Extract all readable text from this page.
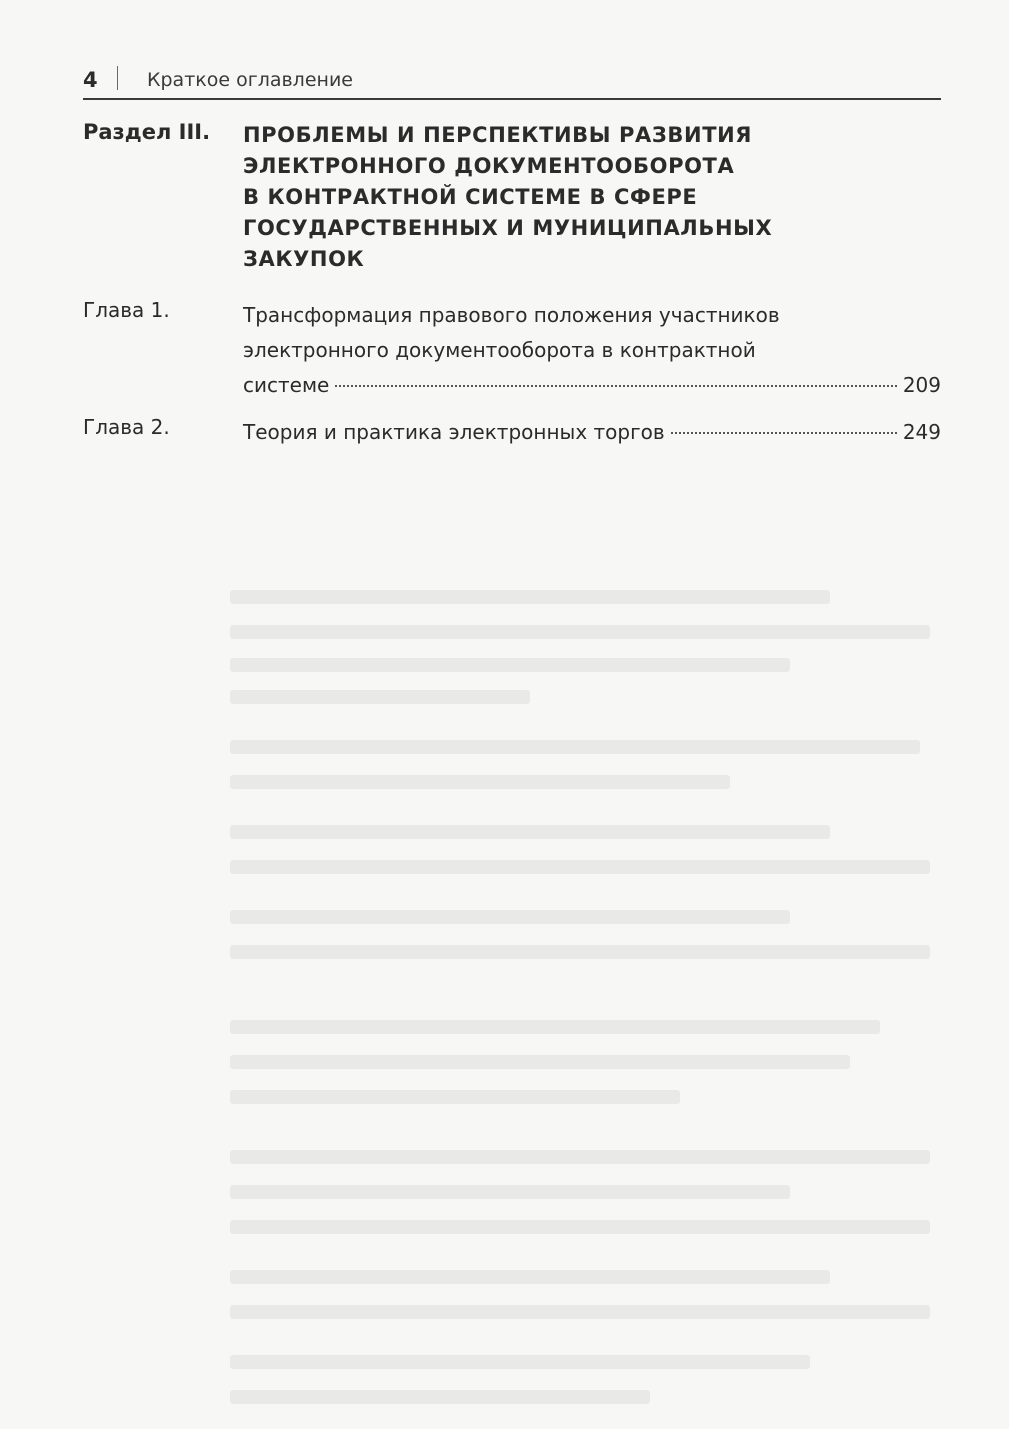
4	Краткое оглавление
Раздел III. ПРОБЛЕМЫ И ПЕРСПЕКТИВЫ РАЗВИТИЯ
ЭЛЕКТРОННОГО ДОКУМЕНТООБОРОТА
В КОНТРАКТНОЙ СИСТЕМЕ В СФЕРЕ
ГОСУДАРСТВЕННЫХ И МУНИЦИПАЛЬНЫХ
ЗАКУПОК
Глава 1.	Трансформация правового положения участников
электронного документооборота в контрактной
системе	209
Глава 2.	Теория и практика электронных торгов	249
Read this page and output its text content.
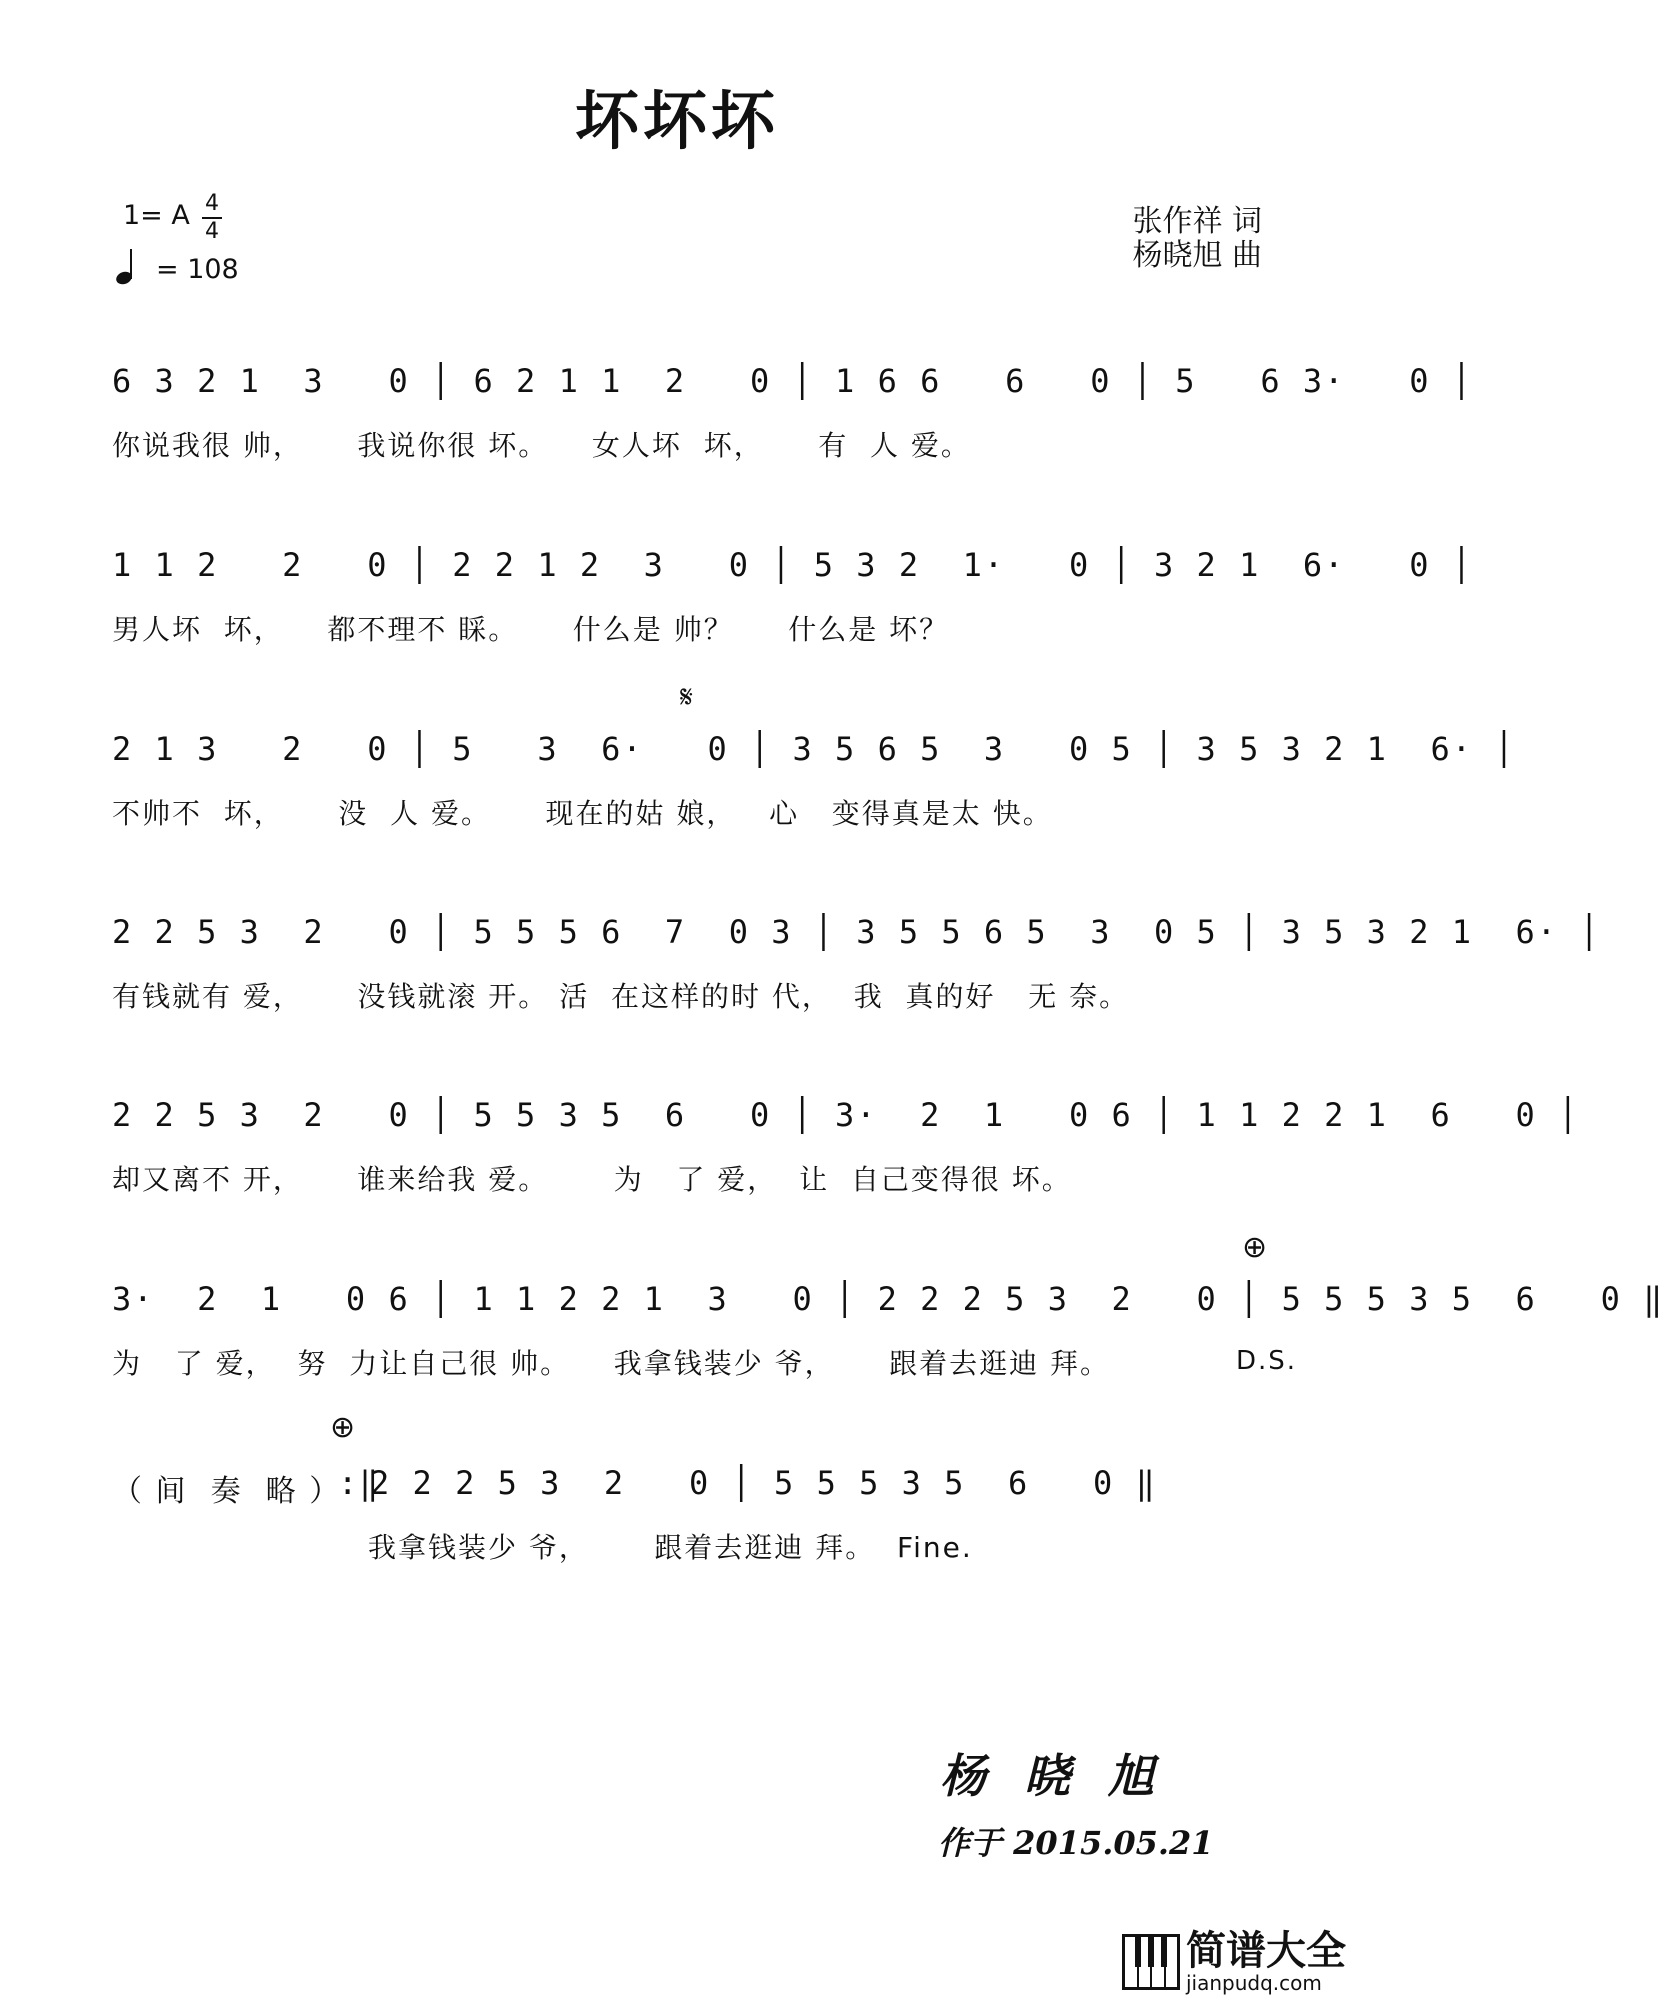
坏坏坏
1= A 4
4
= 108
张作祥 词
杨晓旭 曲
6 3 2 1  3   0 │ 6 2 1 1  2   0 │ 1 6 6   6   0 │ 5   6 3·   0 │
你说我很 帅，     我说你很 坏。    女人坏  坏，     有  人 爱。
1 1 2   2   0 │ 2 2 1 2  3   0 │ 5 3 2  1·   0 │ 3 2 1  6·   0 │
男人坏  坏，    都不理不 睬。     什么是 帅？     什么是 坏？
𝄋
2 1 3   2   0 │ 5   3  6·   0 │ 3 5 6 5  3   0 5 │ 3 5 3 2 1  6· │
不帅不  坏，     没  人 爱。     现在的姑 娘，   心   变得真是太 快。
2 2 5 3  2   0 │ 5 5 5 6  7  0 3 │ 3 5 5 6 5  3  0 5 │ 3 5 3 2 1  6· │
有钱就有 爱，     没钱就滚 开。 活  在这样的时 代，  我  真的好   无 奈。
2 2 5 3  2   0 │ 5 5 3 5  6   0 │ 3·  2  1   0 6 │ 1 1 2 2 1  6   0 │
却又离不 开，     谁来给我 爱。      为   了 爱，  让  自己变得很 坏。
⊕
3·  2  1   0 6 │ 1 1 2 2 1  3   0 │ 2 2 2 5 3  2   0 │ 5 5 5 3 5  6   0 ‖
为   了 爱，  努  力让自己很 帅。    我拿钱装少 爷，     跟着去逛迪 拜。	D.S.
⊕
（ 间  奏  略 ）
:‖
2 2 2 5 3  2   0 │ 5 5 5 3 5  6   0 ‖
我拿钱装少 爷，      跟着去逛迪 拜。  Fine.
杨晓旭
作于 2015.05.21
简谱大全
jianpudq.com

········

▸ **Exercise**: Output the span from the line with "Read this page and output its text content." through the last line of the data, inclusive and exact, and omit every picture.

▸ **Correct output**:
Read this page and output its text content.
坏坏坏
1= A 4
4
= 108
张作祥 词
杨晓旭 曲
6 3 2 1  3   0 │ 6 2 1 1  2   0 │ 1 6 6   6   0 │ 5   6 3·   0 │
你说我很 帅，     我说你很 坏。    女人坏  坏，     有  人 爱。
1 1 2   2   0 │ 2 2 1 2  3   0 │ 5 3 2  1·   0 │ 3 2 1  6·   0 │
男人坏  坏，    都不理不 睬。     什么是 帅？     什么是 坏？
𝄋
2 1 3   2   0 │ 5   3  6·   0 │ 3 5 6 5  3   0 5 │ 3 5 3 2 1  6· │
不帅不  坏，     没  人 爱。     现在的姑 娘，   心   变得真是太 快。
2 2 5 3  2   0 │ 5 5 5 6  7  0 3 │ 3 5 5 6 5  3  0 5 │ 3 5 3 2 1  6· │
有钱就有 爱，     没钱就滚 开。 活  在这样的时 代，  我  真的好   无 奈。
2 2 5 3  2   0 │ 5 5 3 5  6   0 │ 3·  2  1   0 6 │ 1 1 2 2 1  6   0 │
却又离不 开，     谁来给我 爱。      为   了 爱，  让  自己变得很 坏。
⊕
3·  2  1   0 6 │ 1 1 2 2 1  3   0 │ 2 2 2 5 3  2   0 │ 5 5 5 3 5  6   0 ‖
为   了 爱，  努  力让自己很 帅。    我拿钱装少 爷，     跟着去逛迪 拜。	D.S.
⊕
（ 间  奏  略 ）
:‖
2 2 2 5 3  2   0 │ 5 5 5 3 5  6   0 ‖
我拿钱装少 爷，      跟着去逛迪 拜。  Fine.
杨晓旭
作于 2015.05.21
简谱大全
jianpudq.com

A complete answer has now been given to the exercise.